● **What is needed**
Output each line of the material exactly as it stands.

● **Materials provided**
·····

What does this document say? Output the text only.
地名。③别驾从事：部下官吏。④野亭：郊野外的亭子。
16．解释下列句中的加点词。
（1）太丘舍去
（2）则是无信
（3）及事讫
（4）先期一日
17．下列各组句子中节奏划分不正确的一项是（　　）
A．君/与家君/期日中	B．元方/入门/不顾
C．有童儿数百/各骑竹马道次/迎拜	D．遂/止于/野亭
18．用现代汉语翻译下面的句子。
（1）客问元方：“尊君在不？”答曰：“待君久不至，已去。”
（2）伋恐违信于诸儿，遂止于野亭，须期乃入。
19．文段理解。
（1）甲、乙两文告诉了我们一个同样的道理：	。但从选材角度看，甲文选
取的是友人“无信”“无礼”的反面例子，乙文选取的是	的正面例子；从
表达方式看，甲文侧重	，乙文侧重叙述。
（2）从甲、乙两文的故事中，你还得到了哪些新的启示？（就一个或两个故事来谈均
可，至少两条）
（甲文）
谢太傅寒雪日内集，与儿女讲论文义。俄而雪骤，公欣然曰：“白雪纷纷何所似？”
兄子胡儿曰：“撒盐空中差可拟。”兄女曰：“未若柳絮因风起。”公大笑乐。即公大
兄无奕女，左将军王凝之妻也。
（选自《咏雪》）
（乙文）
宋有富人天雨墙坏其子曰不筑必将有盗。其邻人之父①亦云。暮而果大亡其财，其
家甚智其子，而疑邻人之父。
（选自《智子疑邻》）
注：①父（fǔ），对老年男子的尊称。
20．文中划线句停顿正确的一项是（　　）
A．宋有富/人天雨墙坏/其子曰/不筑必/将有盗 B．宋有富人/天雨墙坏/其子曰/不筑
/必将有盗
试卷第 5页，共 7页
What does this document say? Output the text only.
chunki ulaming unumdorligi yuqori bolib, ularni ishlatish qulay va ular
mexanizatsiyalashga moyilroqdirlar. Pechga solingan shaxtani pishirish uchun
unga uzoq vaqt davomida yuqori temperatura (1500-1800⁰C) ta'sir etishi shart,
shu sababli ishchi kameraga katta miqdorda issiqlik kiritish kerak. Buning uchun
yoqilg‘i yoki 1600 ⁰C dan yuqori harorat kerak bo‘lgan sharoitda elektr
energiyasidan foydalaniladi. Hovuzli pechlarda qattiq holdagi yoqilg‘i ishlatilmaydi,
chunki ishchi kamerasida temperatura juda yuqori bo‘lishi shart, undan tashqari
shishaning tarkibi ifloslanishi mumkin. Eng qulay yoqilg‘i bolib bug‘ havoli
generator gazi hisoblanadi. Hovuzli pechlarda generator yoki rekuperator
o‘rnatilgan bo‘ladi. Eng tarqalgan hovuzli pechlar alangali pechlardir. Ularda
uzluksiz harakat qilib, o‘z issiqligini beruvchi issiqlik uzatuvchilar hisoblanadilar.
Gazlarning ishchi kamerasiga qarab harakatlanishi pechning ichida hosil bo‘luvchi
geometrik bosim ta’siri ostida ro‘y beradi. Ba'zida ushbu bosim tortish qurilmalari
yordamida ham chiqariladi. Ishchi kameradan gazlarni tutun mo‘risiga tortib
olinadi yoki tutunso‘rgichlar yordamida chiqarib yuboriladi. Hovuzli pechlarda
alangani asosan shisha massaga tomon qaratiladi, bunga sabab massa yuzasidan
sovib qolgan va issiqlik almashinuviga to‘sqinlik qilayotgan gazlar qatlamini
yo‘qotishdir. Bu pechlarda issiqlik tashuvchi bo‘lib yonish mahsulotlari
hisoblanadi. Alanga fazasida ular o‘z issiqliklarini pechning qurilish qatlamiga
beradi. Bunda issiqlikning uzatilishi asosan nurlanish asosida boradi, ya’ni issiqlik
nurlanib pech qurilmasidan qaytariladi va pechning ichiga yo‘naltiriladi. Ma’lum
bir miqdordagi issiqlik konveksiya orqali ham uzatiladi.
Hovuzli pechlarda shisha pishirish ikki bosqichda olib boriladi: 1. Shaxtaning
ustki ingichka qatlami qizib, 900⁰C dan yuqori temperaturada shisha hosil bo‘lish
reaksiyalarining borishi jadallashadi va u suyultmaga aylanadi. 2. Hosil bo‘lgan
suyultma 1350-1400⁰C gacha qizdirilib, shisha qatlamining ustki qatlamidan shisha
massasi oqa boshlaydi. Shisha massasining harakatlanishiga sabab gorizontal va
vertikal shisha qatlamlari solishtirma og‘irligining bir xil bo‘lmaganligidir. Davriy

·····

● **Output for this task**
What does this document say? Output the text only.
地名。③别驾从事：部下官吏。④野亭：郊野外的亭子。
16．解释下列句中的加点词。
（1）太丘舍去
（2）则是无信
（3）及事讫
（4）先期一日
17．下列各组句子中节奏划分不正确的一项是（　　）
A．君/与家君/期日中	B．元方/入门/不顾
C．有童儿数百/各骑竹马道次/迎拜	D．遂/止于/野亭
18．用现代汉语翻译下面的句子。
（1）客问元方：“尊君在不？”答曰：“待君久不至，已去。”
（2）伋恐违信于诸儿，遂止于野亭，须期乃入。
19．文段理解。
（1）甲、乙两文告诉了我们一个同样的道理：	。但从选材角度看，甲文选
取的是友人“无信”“无礼”的反面例子，乙文选取的是	的正面例子；从
表达方式看，甲文侧重	，乙文侧重叙述。
（2）从甲、乙两文的故事中，你还得到了哪些新的启示？（就一个或两个故事来谈均
可，至少两条）
（甲文）
谢太傅寒雪日内集，与儿女讲论文义。俄而雪骤，公欣然曰：“白雪纷纷何所似？”
兄子胡儿曰：“撒盐空中差可拟。”兄女曰：“未若柳絮因风起。”公大笑乐。即公大
兄无奕女，左将军王凝之妻也。
（选自《咏雪》）
（乙文）
宋有富人天雨墙坏其子曰不筑必将有盗。其邻人之父①亦云。暮而果大亡其财，其
家甚智其子，而疑邻人之父。
（选自《智子疑邻》）
注：①父（fǔ），对老年男子的尊称。
20．文中划线句停顿正确的一项是（　　）
A．宋有富/人天雨墙坏/其子曰/不筑必/将有盗 B．宋有富人/天雨墙坏/其子曰/不筑
/必将有盗
试卷第 5页，共 7页
What does this document say? Output the text only.
chunki ulaming unumdorligi yuqori bolib, ularni ishlatish qulay va ular
mexanizatsiyalashga moyilroqdirlar. Pechga solingan shaxtani pishirish uchun
unga uzoq vaqt davomida yuqori temperatura (1500-1800⁰C) ta'sir etishi shart,
shu sababli ishchi kameraga katta miqdorda issiqlik kiritish kerak. Buning uchun
yoqilg‘i yoki 1600 ⁰C dan yuqori harorat kerak bo‘lgan sharoitda elektr
energiyasidan foydalaniladi. Hovuzli pechlarda qattiq holdagi yoqilg‘i ishlatilmaydi,
chunki ishchi kamerasida temperatura juda yuqori bo‘lishi shart, undan tashqari
shishaning tarkibi ifloslanishi mumkin. Eng qulay yoqilg‘i bolib bug‘ havoli
generator gazi hisoblanadi. Hovuzli pechlarda generator yoki rekuperator
o‘rnatilgan bo‘ladi. Eng tarqalgan hovuzli pechlar alangali pechlardir. Ularda
uzluksiz harakat qilib, o‘z issiqligini beruvchi issiqlik uzatuvchilar hisoblanadilar.
Gazlarning ishchi kamerasiga qarab harakatlanishi pechning ichida hosil bo‘luvchi
geometrik bosim ta’siri ostida ro‘y beradi. Ba'zida ushbu bosim tortish qurilmalari
yordamida ham chiqariladi. Ishchi kameradan gazlarni tutun mo‘risiga tortib
olinadi yoki tutunso‘rgichlar yordamida chiqarib yuboriladi. Hovuzli pechlarda
alangani asosan shisha massaga tomon qaratiladi, bunga sabab massa yuzasidan
sovib qolgan va issiqlik almashinuviga to‘sqinlik qilayotgan gazlar qatlamini
yo‘qotishdir. Bu pechlarda issiqlik tashuvchi bo‘lib yonish mahsulotlari
hisoblanadi. Alanga fazasida ular o‘z issiqliklarini pechning qurilish qatlamiga
beradi. Bunda issiqlikning uzatilishi asosan nurlanish asosida boradi, ya’ni issiqlik
nurlanib pech qurilmasidan qaytariladi va pechning ichiga yo‘naltiriladi. Ma’lum
bir miqdordagi issiqlik konveksiya orqali ham uzatiladi.
Hovuzli pechlarda shisha pishirish ikki bosqichda olib boriladi: 1. Shaxtaning
ustki ingichka qatlami qizib, 900⁰C dan yuqori temperaturada shisha hosil bo‘lish
reaksiyalarining borishi jadallashadi va u suyultmaga aylanadi. 2. Hosil bo‘lgan
suyultma 1350-1400⁰C gacha qizdirilib, shisha qatlamining ustki qatlamidan shisha
massasi oqa boshlaydi. Shisha massasining harakatlanishiga sabab gorizontal va
vertikal shisha qatlamlari solishtirma og‘irligining bir xil bo‘lmaganligidir. Davriy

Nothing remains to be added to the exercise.